[Written exercise] Only a number is wanted: how many lines of the entries include the string "ylabel"?

═══

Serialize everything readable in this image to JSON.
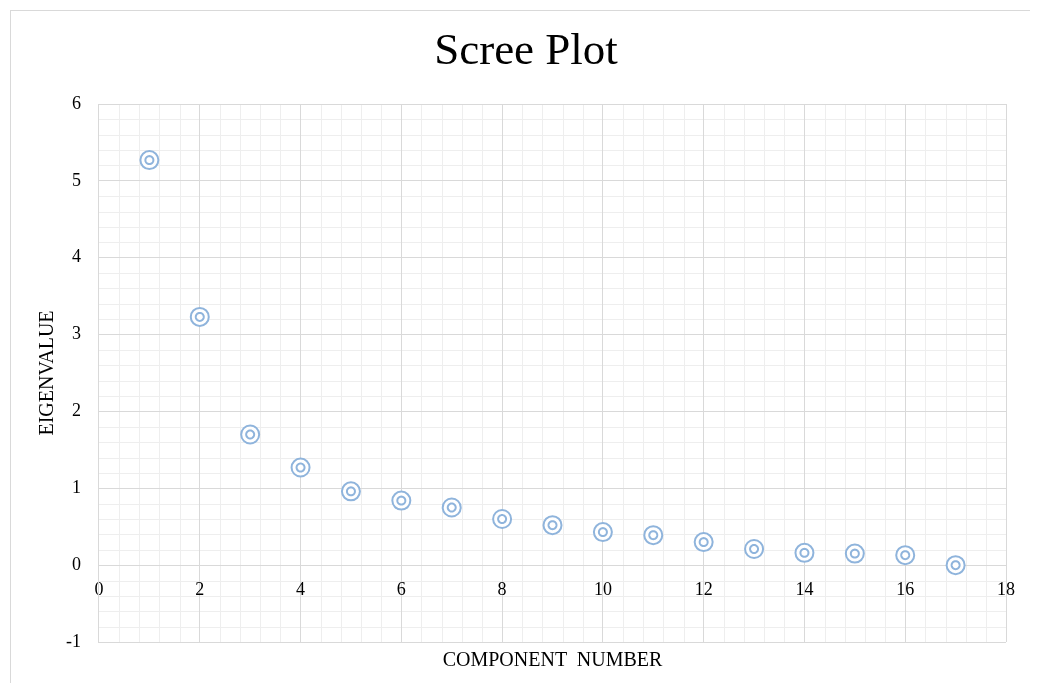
{
  "chart_data": {
    "type": "scatter",
    "title": "Scree Plot",
    "xlabel": "COMPONENT  NUMBER",
    "ylabel": "EIGENVALUE",
    "x": [
      1,
      2,
      3,
      4,
      5,
      6,
      7,
      8,
      9,
      10,
      11,
      12,
      13,
      14,
      15,
      16,
      17
    ],
    "values": [
      5.27,
      3.23,
      1.7,
      1.27,
      0.96,
      0.84,
      0.75,
      0.6,
      0.52,
      0.43,
      0.39,
      0.3,
      0.21,
      0.16,
      0.15,
      0.13,
      0
    ],
    "color": "#8fb4dc",
    "marker": "circle",
    "xlim": [
      0,
      18
    ],
    "xticks": [
      0,
      2,
      4,
      6,
      8,
      10,
      12,
      14,
      16,
      18
    ],
    "ylim": [
      -1,
      6
    ],
    "yticks": [
      -1,
      0,
      1,
      2,
      3,
      4,
      5,
      6
    ],
    "grid": true
  }
}
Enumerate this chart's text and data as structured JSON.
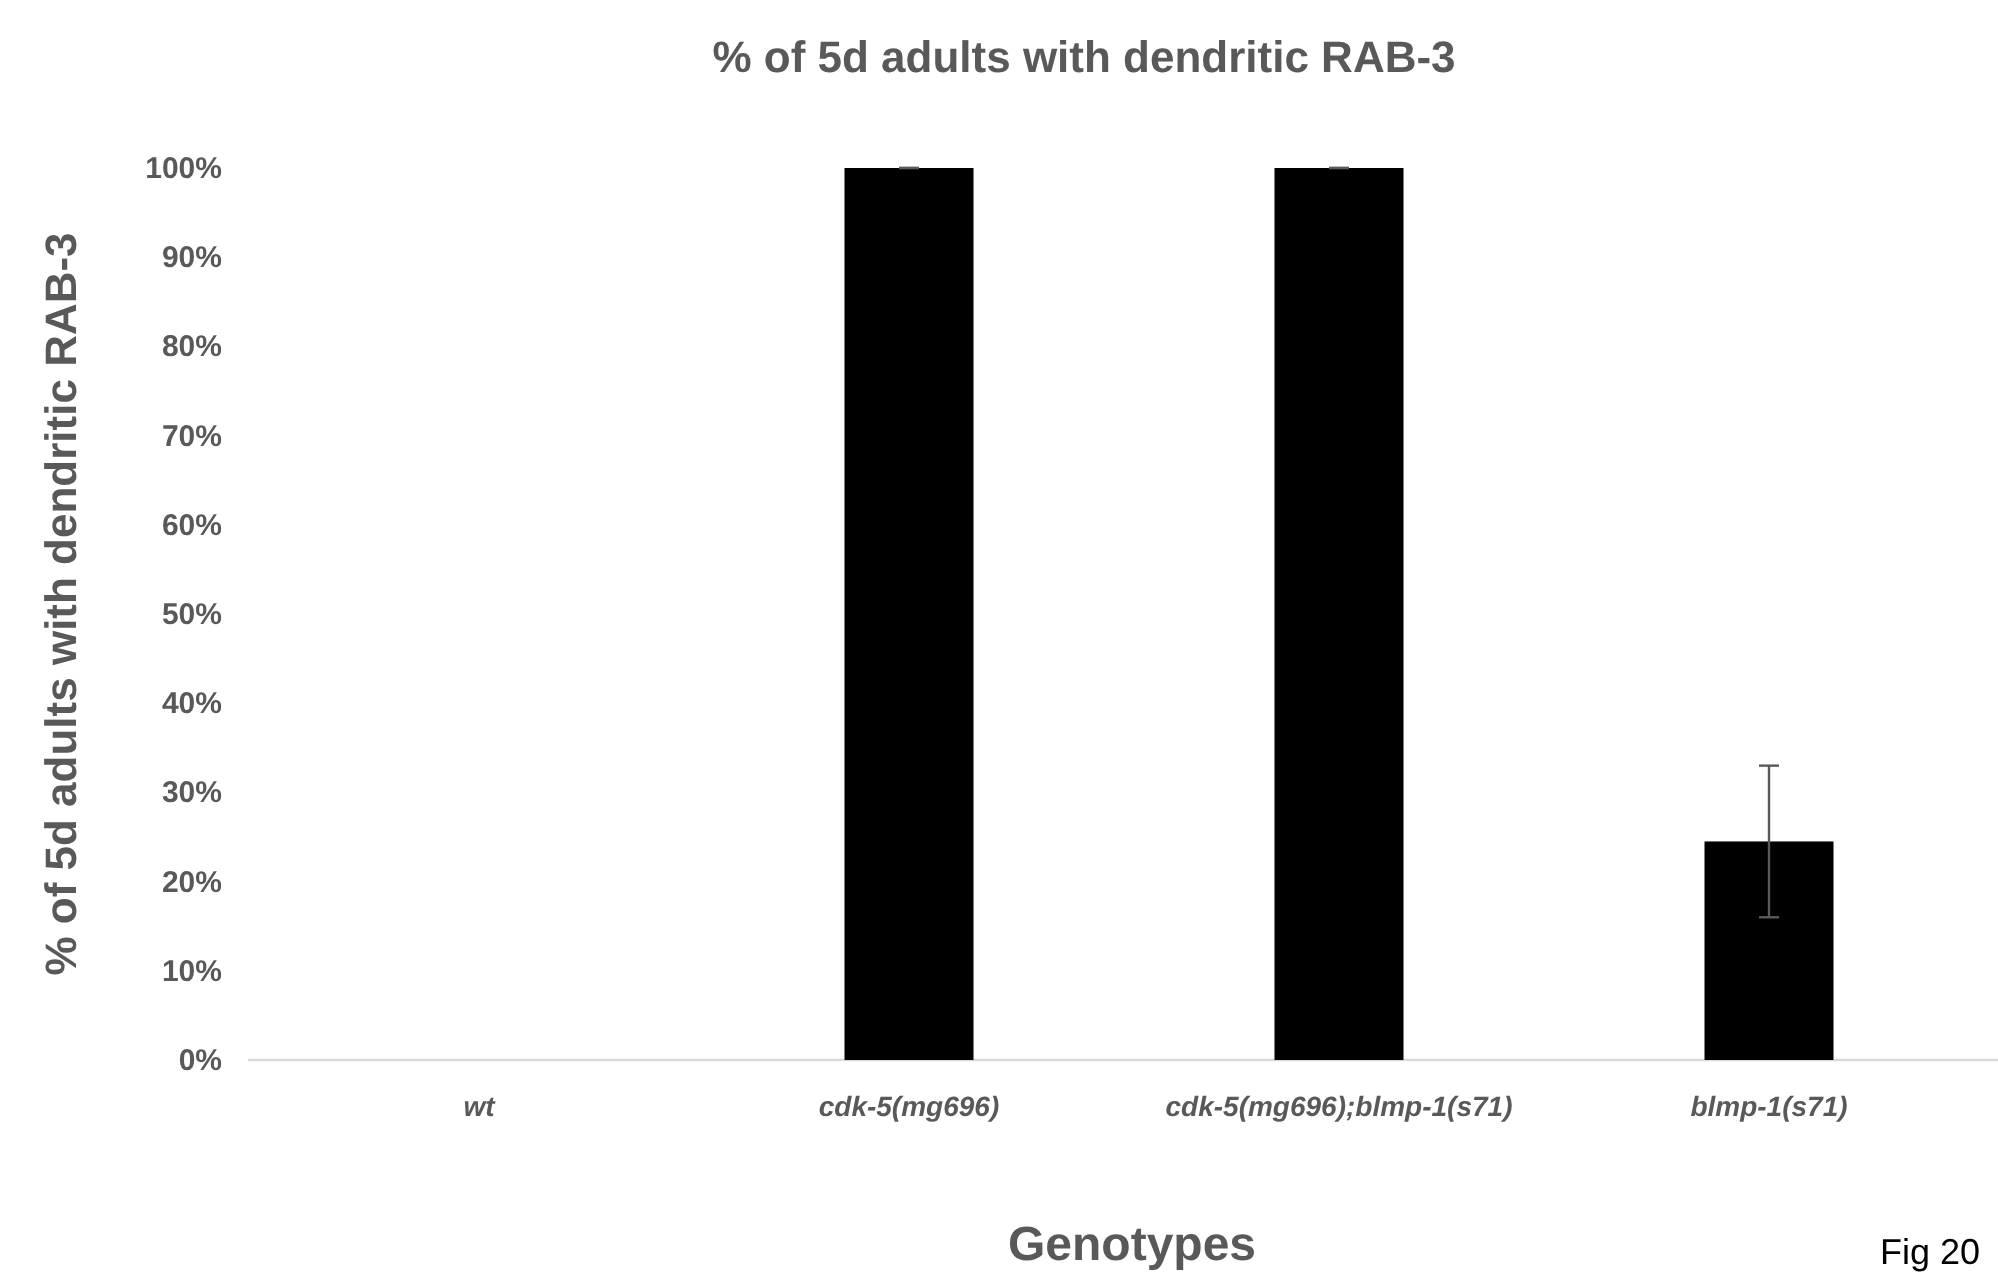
{
  "chart_data": {
    "type": "bar",
    "title": "% of 5d adults with dendritic RAB-3",
    "xlabel": "Genotypes",
    "ylabel": "% of 5d adults with dendritic RAB-3",
    "categories": [
      "wt",
      "cdk-5(mg696)",
      "cdk-5(mg696);blmp-1(s71)",
      "blmp-1(s71)"
    ],
    "values": [
      0,
      100,
      100,
      24.5
    ],
    "color": "#000000",
    "errors": [
      null,
      0,
      0,
      8.5
    ],
    "ylim": [
      0,
      100
    ],
    "yticks": [
      {
        "value": 0,
        "label": "0%"
      },
      {
        "value": 10,
        "label": "10%"
      },
      {
        "value": 20,
        "label": "20%"
      },
      {
        "value": 30,
        "label": "30%"
      },
      {
        "value": 40,
        "label": "40%"
      },
      {
        "value": 50,
        "label": "50%"
      },
      {
        "value": 60,
        "label": "60%"
      },
      {
        "value": 70,
        "label": "70%"
      },
      {
        "value": 80,
        "label": "80%"
      },
      {
        "value": 90,
        "label": "90%"
      },
      {
        "value": 100,
        "label": "100%"
      }
    ],
    "grid": false,
    "annotations": [
      "Fig 20"
    ]
  }
}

═══

[Response to the exercise] 2